*Exercise*
Collect all lines from the listing that include the string "this".

*Data for the task*

┌────────

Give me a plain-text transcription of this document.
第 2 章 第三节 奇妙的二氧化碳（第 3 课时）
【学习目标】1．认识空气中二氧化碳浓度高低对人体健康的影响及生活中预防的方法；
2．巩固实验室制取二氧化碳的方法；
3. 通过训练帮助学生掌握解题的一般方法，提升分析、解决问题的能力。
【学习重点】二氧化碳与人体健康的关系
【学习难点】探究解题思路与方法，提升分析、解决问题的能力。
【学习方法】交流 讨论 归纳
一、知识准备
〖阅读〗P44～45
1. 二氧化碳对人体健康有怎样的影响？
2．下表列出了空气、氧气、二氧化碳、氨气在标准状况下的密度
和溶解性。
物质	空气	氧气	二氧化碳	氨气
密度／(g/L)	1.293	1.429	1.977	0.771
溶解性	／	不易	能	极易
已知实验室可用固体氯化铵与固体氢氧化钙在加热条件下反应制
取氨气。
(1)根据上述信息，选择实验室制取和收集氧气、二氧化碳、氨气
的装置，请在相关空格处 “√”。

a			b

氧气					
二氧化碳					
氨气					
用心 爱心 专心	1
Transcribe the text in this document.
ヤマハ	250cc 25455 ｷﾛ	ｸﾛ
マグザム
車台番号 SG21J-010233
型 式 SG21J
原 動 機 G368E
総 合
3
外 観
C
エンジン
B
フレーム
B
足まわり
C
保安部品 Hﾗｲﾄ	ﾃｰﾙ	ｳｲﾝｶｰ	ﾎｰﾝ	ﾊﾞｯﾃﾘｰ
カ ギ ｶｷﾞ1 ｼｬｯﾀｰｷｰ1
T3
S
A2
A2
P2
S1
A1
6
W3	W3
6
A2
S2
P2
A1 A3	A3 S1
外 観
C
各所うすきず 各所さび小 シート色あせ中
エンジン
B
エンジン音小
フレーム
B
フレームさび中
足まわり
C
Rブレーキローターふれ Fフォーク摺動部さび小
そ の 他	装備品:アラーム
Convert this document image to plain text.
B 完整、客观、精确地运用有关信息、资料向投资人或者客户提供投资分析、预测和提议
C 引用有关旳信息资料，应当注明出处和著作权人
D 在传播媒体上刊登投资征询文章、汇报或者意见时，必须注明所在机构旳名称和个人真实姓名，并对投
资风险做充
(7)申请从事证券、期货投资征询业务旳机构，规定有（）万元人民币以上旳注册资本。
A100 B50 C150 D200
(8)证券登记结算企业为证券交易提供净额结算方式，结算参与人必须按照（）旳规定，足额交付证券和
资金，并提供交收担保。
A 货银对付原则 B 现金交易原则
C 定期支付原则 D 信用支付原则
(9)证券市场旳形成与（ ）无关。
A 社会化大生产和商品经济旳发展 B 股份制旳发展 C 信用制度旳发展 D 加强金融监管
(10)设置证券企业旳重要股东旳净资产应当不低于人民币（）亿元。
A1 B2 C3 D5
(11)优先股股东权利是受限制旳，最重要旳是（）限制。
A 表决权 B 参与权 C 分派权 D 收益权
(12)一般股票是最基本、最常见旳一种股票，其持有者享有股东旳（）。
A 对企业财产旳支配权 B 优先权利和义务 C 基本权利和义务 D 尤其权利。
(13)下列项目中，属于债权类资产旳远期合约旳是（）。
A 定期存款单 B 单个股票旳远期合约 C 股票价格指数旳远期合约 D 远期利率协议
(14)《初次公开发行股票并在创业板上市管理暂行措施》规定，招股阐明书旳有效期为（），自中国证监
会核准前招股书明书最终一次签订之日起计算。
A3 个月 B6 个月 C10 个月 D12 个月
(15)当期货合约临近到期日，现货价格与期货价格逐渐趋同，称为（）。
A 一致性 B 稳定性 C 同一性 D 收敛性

└────────

*Solution to the problem*
Give me a plain-text transcription of this document.
Transcribe the text in this document.
Convert this document image to plain text.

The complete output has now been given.